§ Task details
Pick out the lines below that contain the string "коллагена" and copy them all.
------------------------------------------------------------
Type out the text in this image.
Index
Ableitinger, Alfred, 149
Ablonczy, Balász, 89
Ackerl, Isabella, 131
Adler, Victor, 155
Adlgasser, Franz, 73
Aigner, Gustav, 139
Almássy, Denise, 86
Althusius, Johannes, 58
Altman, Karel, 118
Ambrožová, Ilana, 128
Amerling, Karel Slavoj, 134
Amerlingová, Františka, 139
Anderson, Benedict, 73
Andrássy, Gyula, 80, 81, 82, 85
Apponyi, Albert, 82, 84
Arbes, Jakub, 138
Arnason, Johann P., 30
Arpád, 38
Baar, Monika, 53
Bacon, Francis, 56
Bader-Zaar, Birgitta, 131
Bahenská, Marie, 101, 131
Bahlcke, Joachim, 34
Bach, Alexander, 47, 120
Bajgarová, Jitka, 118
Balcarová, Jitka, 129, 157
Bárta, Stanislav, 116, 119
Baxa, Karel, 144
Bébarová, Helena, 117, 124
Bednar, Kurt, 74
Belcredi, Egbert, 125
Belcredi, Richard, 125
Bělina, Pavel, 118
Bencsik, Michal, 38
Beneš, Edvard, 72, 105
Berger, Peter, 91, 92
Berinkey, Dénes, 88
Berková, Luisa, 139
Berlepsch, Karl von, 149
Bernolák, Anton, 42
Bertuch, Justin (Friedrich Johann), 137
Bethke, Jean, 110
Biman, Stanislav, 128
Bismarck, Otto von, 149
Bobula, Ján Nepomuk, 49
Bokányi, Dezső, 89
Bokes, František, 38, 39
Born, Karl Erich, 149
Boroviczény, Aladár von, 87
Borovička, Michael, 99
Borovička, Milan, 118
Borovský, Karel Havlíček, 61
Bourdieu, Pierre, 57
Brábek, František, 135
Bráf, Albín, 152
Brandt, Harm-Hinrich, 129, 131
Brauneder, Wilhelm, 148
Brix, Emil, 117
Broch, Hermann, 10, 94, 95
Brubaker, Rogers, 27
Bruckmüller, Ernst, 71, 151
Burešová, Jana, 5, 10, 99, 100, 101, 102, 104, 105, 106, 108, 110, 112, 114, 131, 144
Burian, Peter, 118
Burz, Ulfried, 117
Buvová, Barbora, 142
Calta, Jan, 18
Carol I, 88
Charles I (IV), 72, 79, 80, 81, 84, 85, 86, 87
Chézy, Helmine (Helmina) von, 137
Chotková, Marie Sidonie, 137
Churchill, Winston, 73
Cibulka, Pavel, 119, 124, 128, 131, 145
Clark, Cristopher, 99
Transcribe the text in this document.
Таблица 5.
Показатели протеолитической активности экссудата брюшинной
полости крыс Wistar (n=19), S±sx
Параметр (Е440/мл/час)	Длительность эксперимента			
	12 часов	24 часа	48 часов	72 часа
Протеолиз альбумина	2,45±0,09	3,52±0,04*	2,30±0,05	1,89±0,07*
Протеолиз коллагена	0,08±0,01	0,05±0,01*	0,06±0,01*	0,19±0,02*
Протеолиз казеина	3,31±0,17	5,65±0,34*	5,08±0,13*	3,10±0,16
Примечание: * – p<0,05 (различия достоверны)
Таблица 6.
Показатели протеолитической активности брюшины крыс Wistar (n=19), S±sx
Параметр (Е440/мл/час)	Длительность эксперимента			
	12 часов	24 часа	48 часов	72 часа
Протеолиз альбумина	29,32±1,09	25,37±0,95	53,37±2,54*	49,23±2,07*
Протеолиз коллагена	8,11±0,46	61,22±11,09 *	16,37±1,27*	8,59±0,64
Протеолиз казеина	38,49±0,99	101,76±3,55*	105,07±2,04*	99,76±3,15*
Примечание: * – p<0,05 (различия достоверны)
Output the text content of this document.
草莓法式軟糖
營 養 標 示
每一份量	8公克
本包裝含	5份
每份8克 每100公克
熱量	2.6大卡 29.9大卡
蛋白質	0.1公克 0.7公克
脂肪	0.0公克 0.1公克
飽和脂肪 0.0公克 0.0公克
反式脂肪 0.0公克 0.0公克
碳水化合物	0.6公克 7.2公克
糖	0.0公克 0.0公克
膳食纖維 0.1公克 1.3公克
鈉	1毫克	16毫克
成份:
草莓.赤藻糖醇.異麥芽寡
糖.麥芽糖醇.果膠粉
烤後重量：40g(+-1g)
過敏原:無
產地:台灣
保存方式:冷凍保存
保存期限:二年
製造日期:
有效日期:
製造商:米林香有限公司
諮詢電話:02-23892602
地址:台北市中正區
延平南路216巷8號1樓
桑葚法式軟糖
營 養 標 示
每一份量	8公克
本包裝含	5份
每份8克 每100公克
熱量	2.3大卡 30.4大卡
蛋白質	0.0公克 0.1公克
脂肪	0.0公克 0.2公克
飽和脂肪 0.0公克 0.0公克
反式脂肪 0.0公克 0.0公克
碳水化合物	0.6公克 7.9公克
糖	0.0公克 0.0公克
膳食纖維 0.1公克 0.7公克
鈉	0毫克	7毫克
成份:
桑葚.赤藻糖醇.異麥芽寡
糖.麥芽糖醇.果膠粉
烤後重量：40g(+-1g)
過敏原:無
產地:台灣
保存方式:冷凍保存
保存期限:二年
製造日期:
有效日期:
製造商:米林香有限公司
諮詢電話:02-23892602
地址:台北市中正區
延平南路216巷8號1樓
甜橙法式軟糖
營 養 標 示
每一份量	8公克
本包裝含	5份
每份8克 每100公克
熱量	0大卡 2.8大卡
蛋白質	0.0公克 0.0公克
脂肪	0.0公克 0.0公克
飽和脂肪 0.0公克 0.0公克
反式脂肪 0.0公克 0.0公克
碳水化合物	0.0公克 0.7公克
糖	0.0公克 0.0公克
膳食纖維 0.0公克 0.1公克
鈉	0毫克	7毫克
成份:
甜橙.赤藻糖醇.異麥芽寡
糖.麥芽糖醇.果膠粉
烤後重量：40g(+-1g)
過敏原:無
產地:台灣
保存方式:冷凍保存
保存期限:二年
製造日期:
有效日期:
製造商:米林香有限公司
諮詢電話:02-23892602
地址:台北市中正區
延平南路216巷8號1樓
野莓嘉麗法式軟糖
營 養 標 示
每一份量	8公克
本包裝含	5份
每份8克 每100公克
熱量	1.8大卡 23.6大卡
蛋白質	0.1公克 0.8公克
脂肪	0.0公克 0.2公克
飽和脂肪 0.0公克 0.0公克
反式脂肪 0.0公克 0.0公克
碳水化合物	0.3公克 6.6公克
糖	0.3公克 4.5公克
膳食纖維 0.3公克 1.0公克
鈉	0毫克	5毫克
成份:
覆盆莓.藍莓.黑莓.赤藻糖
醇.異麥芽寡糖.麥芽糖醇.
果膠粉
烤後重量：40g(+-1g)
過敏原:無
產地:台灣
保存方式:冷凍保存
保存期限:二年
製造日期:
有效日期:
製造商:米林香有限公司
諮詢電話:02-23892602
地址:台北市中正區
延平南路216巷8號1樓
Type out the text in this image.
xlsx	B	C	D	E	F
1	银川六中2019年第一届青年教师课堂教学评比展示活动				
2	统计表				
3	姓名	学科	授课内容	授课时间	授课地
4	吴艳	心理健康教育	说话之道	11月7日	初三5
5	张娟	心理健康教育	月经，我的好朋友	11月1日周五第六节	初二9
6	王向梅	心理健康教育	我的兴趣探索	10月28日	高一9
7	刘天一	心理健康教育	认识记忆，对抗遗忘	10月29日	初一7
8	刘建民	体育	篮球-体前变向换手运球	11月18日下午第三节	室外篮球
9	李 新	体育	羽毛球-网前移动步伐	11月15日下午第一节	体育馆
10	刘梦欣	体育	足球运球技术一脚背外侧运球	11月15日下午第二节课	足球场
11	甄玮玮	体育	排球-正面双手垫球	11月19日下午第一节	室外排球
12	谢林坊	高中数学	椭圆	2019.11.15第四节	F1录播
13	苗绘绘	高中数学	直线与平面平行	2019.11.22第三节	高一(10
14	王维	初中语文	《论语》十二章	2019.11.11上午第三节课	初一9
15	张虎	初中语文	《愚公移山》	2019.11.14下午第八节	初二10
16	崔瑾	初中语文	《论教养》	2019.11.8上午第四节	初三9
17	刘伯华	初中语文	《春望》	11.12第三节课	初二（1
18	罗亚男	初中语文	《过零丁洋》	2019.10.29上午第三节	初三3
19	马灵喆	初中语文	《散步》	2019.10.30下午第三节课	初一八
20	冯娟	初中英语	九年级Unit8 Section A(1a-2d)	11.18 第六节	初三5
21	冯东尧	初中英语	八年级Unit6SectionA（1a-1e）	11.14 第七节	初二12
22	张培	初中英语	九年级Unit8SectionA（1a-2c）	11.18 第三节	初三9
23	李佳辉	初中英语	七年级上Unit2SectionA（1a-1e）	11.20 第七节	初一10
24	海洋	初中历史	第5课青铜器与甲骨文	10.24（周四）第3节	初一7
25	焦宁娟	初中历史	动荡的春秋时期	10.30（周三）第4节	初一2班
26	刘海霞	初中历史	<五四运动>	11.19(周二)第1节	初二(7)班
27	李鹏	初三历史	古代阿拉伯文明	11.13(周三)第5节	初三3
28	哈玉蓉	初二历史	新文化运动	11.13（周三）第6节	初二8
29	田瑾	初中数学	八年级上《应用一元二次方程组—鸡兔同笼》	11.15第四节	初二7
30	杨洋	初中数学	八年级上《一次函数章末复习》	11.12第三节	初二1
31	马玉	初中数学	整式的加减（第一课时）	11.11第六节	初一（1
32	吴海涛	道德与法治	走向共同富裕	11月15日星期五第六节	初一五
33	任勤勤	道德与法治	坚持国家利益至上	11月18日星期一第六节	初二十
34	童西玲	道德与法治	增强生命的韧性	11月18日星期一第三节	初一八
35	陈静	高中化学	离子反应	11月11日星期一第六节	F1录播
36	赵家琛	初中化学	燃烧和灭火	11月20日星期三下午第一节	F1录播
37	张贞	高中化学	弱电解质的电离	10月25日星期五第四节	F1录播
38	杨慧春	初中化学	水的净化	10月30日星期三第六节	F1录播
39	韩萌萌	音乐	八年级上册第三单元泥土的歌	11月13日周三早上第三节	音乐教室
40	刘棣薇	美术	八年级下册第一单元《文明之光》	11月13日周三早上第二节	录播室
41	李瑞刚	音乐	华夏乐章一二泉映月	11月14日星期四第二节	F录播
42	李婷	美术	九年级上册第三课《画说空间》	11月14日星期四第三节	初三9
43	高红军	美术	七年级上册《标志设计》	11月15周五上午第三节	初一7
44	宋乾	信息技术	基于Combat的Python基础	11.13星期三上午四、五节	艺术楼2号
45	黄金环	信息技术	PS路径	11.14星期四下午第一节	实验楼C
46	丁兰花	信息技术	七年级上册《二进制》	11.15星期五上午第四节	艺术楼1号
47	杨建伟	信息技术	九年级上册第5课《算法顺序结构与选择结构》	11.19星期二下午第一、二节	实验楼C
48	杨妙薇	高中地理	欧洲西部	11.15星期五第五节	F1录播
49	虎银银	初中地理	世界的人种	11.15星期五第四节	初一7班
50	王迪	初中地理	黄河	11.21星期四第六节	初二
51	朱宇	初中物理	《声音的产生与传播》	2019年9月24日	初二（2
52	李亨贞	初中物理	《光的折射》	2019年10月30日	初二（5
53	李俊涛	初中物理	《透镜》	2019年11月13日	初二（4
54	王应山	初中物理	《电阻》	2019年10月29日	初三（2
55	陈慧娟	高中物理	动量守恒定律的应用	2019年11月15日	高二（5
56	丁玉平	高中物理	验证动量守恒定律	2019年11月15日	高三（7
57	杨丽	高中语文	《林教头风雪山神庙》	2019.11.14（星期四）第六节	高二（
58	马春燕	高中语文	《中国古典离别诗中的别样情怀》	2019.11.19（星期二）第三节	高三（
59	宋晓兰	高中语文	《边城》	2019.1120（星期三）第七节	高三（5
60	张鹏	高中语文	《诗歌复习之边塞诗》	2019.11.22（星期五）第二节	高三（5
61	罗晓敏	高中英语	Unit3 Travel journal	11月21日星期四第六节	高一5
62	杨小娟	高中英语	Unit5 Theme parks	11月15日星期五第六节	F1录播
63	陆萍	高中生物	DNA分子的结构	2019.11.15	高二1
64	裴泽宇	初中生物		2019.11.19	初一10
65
------------------------------------------------------------
§ Result
Протеолиз коллагена	0,08±0,01	0,05±0,01*	0,06±0,01*	0,19±0,02*
Протеолиз коллагена	8,11±0,46	61,22±11,09 *	16,37±1,27*	8,59±0,64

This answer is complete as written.